▶ **The task**
Show each line from the listing that includes the word "content".

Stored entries

· · · · ·

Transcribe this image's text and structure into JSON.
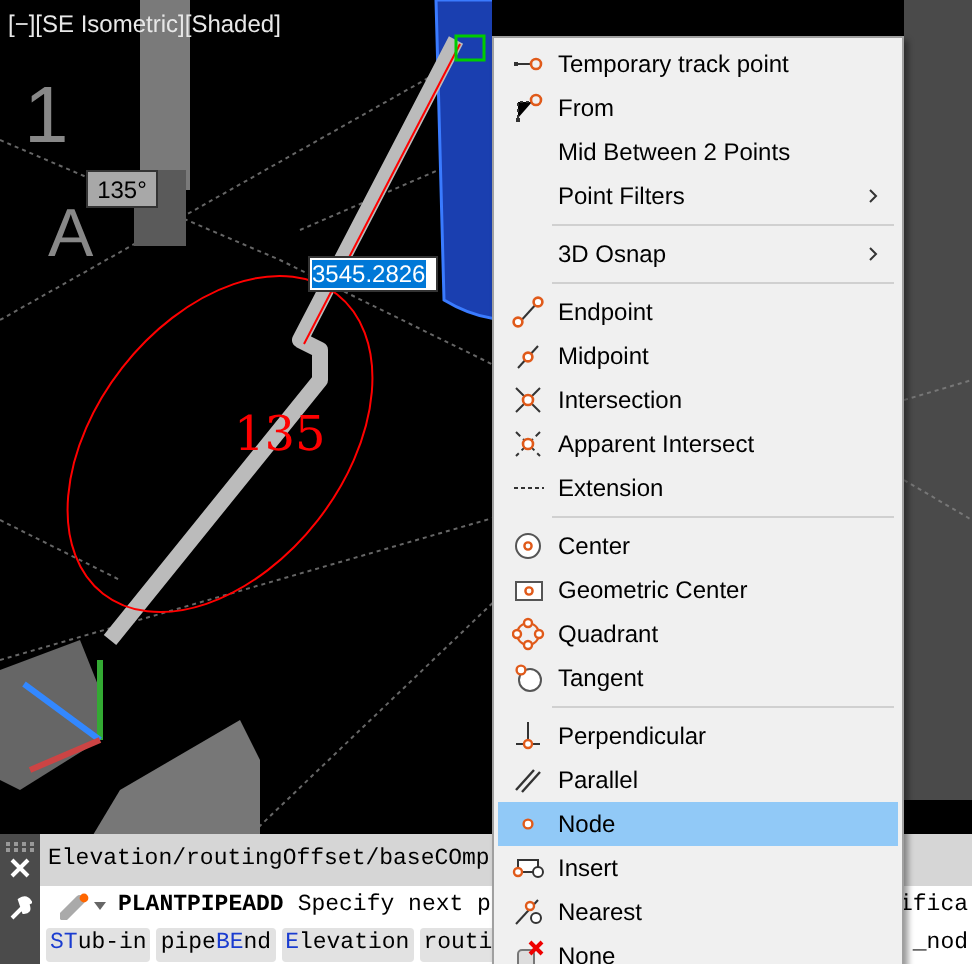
{
  "viewport": {
    "label": "[−][SE Isometric][Shaded]",
    "marks": [
      "1",
      "A"
    ],
    "angle_tooltip": "135°",
    "distance_input": "3545.2826",
    "angle_text": "135"
  },
  "context_menu": {
    "items": [
      {
        "kind": "item",
        "label": "Temporary track point",
        "submenu": false,
        "selected": false
      },
      {
        "kind": "item",
        "label": "From",
        "submenu": false,
        "selected": false
      },
      {
        "kind": "item",
        "label": "Mid Between 2 Points",
        "submenu": false,
        "selected": false
      },
      {
        "kind": "item",
        "label": "Point Filters",
        "submenu": true,
        "selected": false
      },
      {
        "kind": "separator"
      },
      {
        "kind": "item",
        "label": "3D Osnap",
        "submenu": true,
        "selected": false
      },
      {
        "kind": "separator"
      },
      {
        "kind": "item",
        "label": "Endpoint",
        "submenu": false,
        "selected": false
      },
      {
        "kind": "item",
        "label": "Midpoint",
        "submenu": false,
        "selected": false
      },
      {
        "kind": "item",
        "label": "Intersection",
        "submenu": false,
        "selected": false
      },
      {
        "kind": "item",
        "label": "Apparent Intersect",
        "submenu": false,
        "selected": false
      },
      {
        "kind": "item",
        "label": "Extension",
        "submenu": false,
        "selected": false
      },
      {
        "kind": "separator"
      },
      {
        "kind": "item",
        "label": "Center",
        "submenu": false,
        "selected": false
      },
      {
        "kind": "item",
        "label": "Geometric Center",
        "submenu": false,
        "selected": false
      },
      {
        "kind": "item",
        "label": "Quadrant",
        "submenu": false,
        "selected": false
      },
      {
        "kind": "item",
        "label": "Tangent",
        "submenu": false,
        "selected": false
      },
      {
        "kind": "separator"
      },
      {
        "kind": "item",
        "label": "Perpendicular",
        "submenu": false,
        "selected": false
      },
      {
        "kind": "item",
        "label": "Parallel",
        "submenu": false,
        "selected": false
      },
      {
        "kind": "item",
        "label": "Node",
        "submenu": false,
        "selected": true
      },
      {
        "kind": "item",
        "label": "Insert",
        "submenu": false,
        "selected": false
      },
      {
        "kind": "item",
        "label": "Nearest",
        "submenu": false,
        "selected": false
      },
      {
        "kind": "item",
        "label": "None",
        "submenu": false,
        "selected": false
      }
    ]
  },
  "command_line": {
    "history": "Elevation/routingOffset/baseCOmp",
    "command": "PLANTPIPEADD",
    "prompt": "Specify next p",
    "prompt_tail": "ifica",
    "options": [
      [
        {
          "text": "ST",
          "hot": true
        },
        {
          "text": "ub-in",
          "hot": false
        }
      ],
      [
        {
          "text": "pipe",
          "hot": false
        },
        {
          "text": "BE",
          "hot": true
        },
        {
          "text": "nd",
          "hot": false
        }
      ],
      [
        {
          "text": "E",
          "hot": true
        },
        {
          "text": "levation",
          "hot": false
        }
      ],
      [
        {
          "text": "routi",
          "hot": false
        }
      ]
    ],
    "options_tail": "_nod"
  }
}
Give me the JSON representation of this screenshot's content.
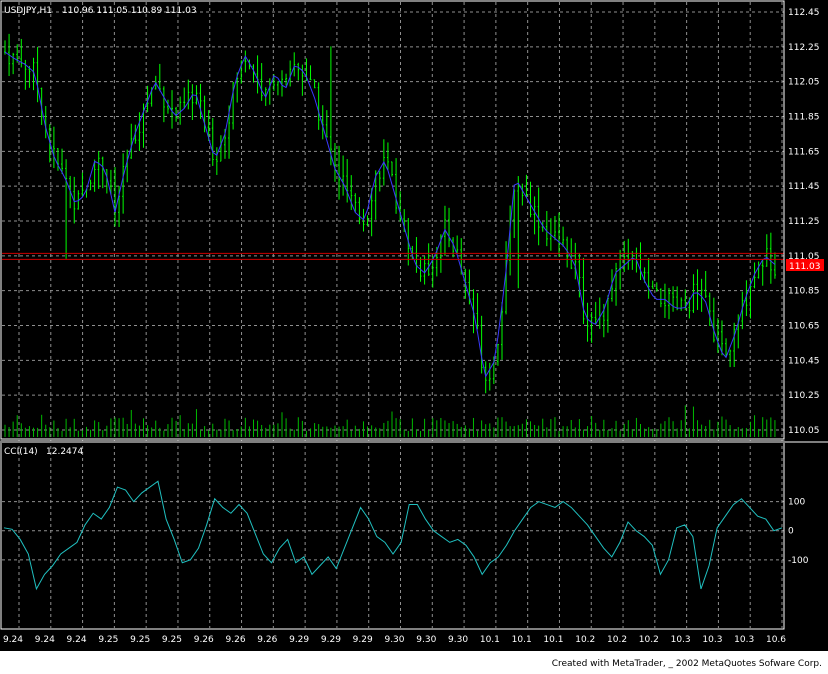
{
  "header": {
    "symbol": "USDJPY,H1",
    "ohlc": "110.96 111.05 110.89 111.03"
  },
  "indicator": {
    "name": "CCI(14)",
    "value": "12.2474",
    "levels": [
      "100",
      "0",
      "-100"
    ]
  },
  "current_price_label": "111.03",
  "footer": "Created with MetaTrader, _ 2002 MetaQuotes Sofware Corp.",
  "colors": {
    "background": "#000000",
    "candle": "#00ff00",
    "ma_line": "#3a3aff",
    "ma_line_alt": "#ff0000",
    "grid": "#8f8f8f",
    "volume": "#00bb00",
    "cci": "#20c0c0",
    "price_line": "#cc0000",
    "price_tag_bg": "#ff0000",
    "axis_text": "#ffffff"
  },
  "chart_data": [
    {
      "type": "candlestick",
      "title": "USDJPY,H1",
      "y_ticks": [
        "112.45",
        "112.25",
        "112.05",
        "111.85",
        "111.65",
        "111.45",
        "111.25",
        "111.05",
        "110.85",
        "110.65",
        "110.45",
        "110.25",
        "110.05"
      ],
      "ylim": [
        110.0,
        112.48
      ],
      "x_ticks": [
        "9.24",
        "9.24",
        "9.24",
        "9.25",
        "9.25",
        "9.25",
        "9.26",
        "9.26",
        "9.26",
        "9.29",
        "9.29",
        "9.29",
        "9.30",
        "9.30",
        "9.30",
        "10.1",
        "10.1",
        "10.1",
        "10.2",
        "10.2",
        "10.2",
        "10.3",
        "10.3",
        "10.3",
        "10.6"
      ],
      "grid": true,
      "close_approx": [
        112.22,
        112.18,
        112.15,
        112.1,
        111.8,
        111.6,
        111.5,
        111.35,
        111.4,
        111.6,
        111.55,
        111.3,
        111.55,
        111.75,
        111.9,
        112.05,
        111.95,
        111.85,
        111.9,
        112.0,
        111.8,
        111.6,
        111.75,
        112.05,
        112.2,
        112.1,
        111.95,
        112.1,
        112.0,
        112.15,
        112.1,
        111.95,
        111.75,
        111.55,
        111.45,
        111.3,
        111.25,
        111.5,
        111.6,
        111.4,
        111.2,
        111.0,
        110.95,
        111.05,
        111.2,
        111.1,
        110.9,
        110.7,
        110.35,
        110.45,
        110.9,
        111.5,
        111.4,
        111.3,
        111.2,
        111.15,
        111.1,
        111.0,
        110.7,
        110.65,
        110.75,
        110.95,
        111.0,
        111.05,
        110.9,
        110.8,
        110.8,
        110.75,
        110.75,
        110.85,
        110.8,
        110.6,
        110.45,
        110.6,
        110.8,
        110.95,
        111.05,
        111.0
      ]
    },
    {
      "type": "bar",
      "title": "Volume",
      "note": "volume histogram at bottom of price panel"
    },
    {
      "type": "line",
      "title": "CCI(14)",
      "y_levels": [
        100,
        0,
        -100
      ],
      "ylim": [
        -300,
        250
      ],
      "values": [
        10,
        5,
        -30,
        -80,
        -200,
        -150,
        -120,
        -80,
        -60,
        -40,
        20,
        60,
        40,
        80,
        150,
        140,
        100,
        130,
        150,
        170,
        40,
        -30,
        -110,
        -100,
        -60,
        20,
        110,
        80,
        60,
        90,
        60,
        -10,
        -80,
        -110,
        -60,
        -30,
        -110,
        -90,
        -150,
        -120,
        -90,
        -130,
        -60,
        10,
        80,
        40,
        -20,
        -40,
        -80,
        -40,
        90,
        90,
        40,
        0,
        -20,
        -40,
        -30,
        -50,
        -90,
        -150,
        -110,
        -90,
        -50,
        0,
        40,
        80,
        100,
        90,
        80,
        100,
        80,
        50,
        20,
        -20,
        -60,
        -90,
        -40,
        30,
        0,
        -20,
        -50,
        -150,
        -100,
        10,
        20,
        -20,
        -200,
        -120,
        10,
        50,
        90,
        110,
        80,
        50,
        40,
        0,
        10
      ]
    }
  ]
}
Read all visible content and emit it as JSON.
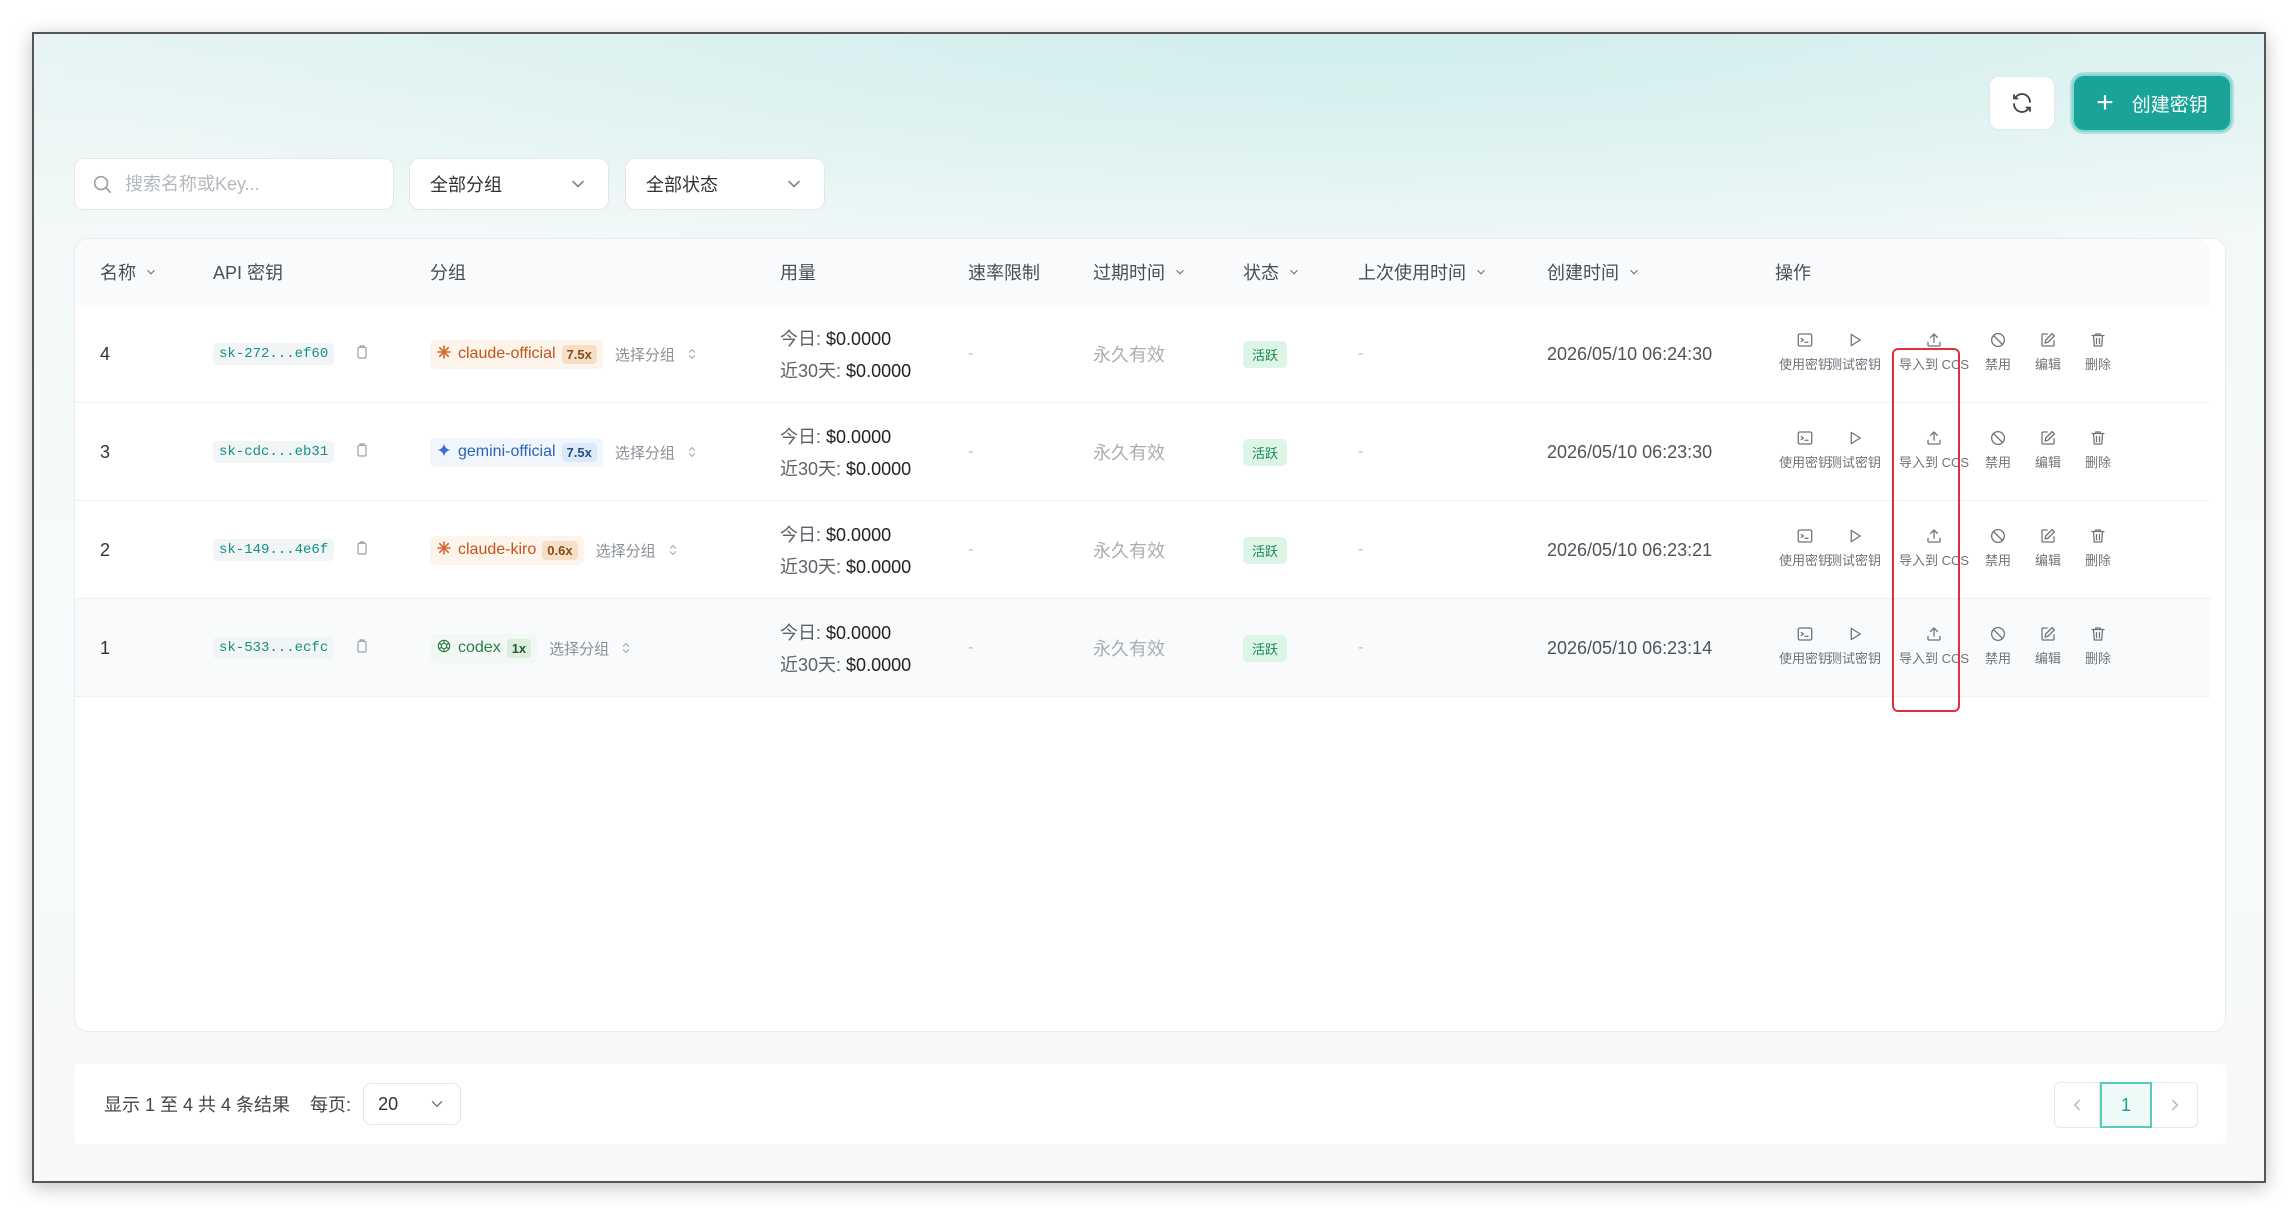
{
  "toolbar": {
    "create_label": "创建密钥"
  },
  "filters": {
    "search_placeholder": "搜索名称或Key...",
    "group_select": "全部分组",
    "status_select": "全部状态"
  },
  "table": {
    "columns": {
      "name": "名称",
      "api_key": "API 密钥",
      "group": "分组",
      "usage": "用量",
      "rate_limit": "速率限制",
      "expire": "过期时间",
      "status": "状态",
      "last_used": "上次使用时间",
      "created": "创建时间",
      "actions": "操作"
    },
    "rows": [
      {
        "name": "4",
        "key": "sk-272...ef60",
        "group": "claude-official",
        "multiplier": "7.5x",
        "group_style": "orange",
        "group_icon": "claude-icon",
        "pick_group": "选择分组",
        "usage_today_label": "今日:",
        "usage_today": "$0.0000",
        "usage_30d_label": "近30天:",
        "usage_30d": "$0.0000",
        "rate_limit": "-",
        "expire": "永久有效",
        "status": "活跃",
        "last_used": "-",
        "created": "2026/05/10 06:24:30"
      },
      {
        "name": "3",
        "key": "sk-cdc...eb31",
        "group": "gemini-official",
        "multiplier": "7.5x",
        "group_style": "blue",
        "group_icon": "gemini-icon",
        "pick_group": "选择分组",
        "usage_today_label": "今日:",
        "usage_today": "$0.0000",
        "usage_30d_label": "近30天:",
        "usage_30d": "$0.0000",
        "rate_limit": "-",
        "expire": "永久有效",
        "status": "活跃",
        "last_used": "-",
        "created": "2026/05/10 06:23:30"
      },
      {
        "name": "2",
        "key": "sk-149...4e6f",
        "group": "claude-kiro",
        "multiplier": "0.6x",
        "group_style": "orange",
        "group_icon": "claude-icon",
        "pick_group": "选择分组",
        "usage_today_label": "今日:",
        "usage_today": "$0.0000",
        "usage_30d_label": "近30天:",
        "usage_30d": "$0.0000",
        "rate_limit": "-",
        "expire": "永久有效",
        "status": "活跃",
        "last_used": "-",
        "created": "2026/05/10 06:23:21"
      },
      {
        "name": "1",
        "key": "sk-533...ecfc",
        "group": "codex",
        "multiplier": "1x",
        "group_style": "green",
        "group_icon": "openai-icon",
        "pick_group": "选择分组",
        "usage_today_label": "今日:",
        "usage_today": "$0.0000",
        "usage_30d_label": "近30天:",
        "usage_30d": "$0.0000",
        "rate_limit": "-",
        "expire": "永久有效",
        "status": "活跃",
        "last_used": "-",
        "created": "2026/05/10 06:23:14"
      }
    ],
    "actions": [
      {
        "label": "使用密钥",
        "icon": "terminal-icon"
      },
      {
        "label": "测试密钥",
        "icon": "play-icon"
      },
      {
        "label": "导入到 CCS",
        "icon": "upload-icon"
      },
      {
        "label": "禁用",
        "icon": "ban-icon"
      },
      {
        "label": "编辑",
        "icon": "edit-icon"
      },
      {
        "label": "删除",
        "icon": "trash-icon"
      }
    ]
  },
  "footer": {
    "summary": "显示 1 至 4 共 4 条结果",
    "per_page_label": "每页:",
    "per_page_value": "20",
    "current_page": "1"
  },
  "colors": {
    "accent": "#1aa398",
    "status_active": "#138a4a",
    "highlight": "#e0313a"
  }
}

· · · · ·

▶ **Exercise result**
Give me the JSON representation of this screenshot's content.
Read all visible content and emit it as JSON.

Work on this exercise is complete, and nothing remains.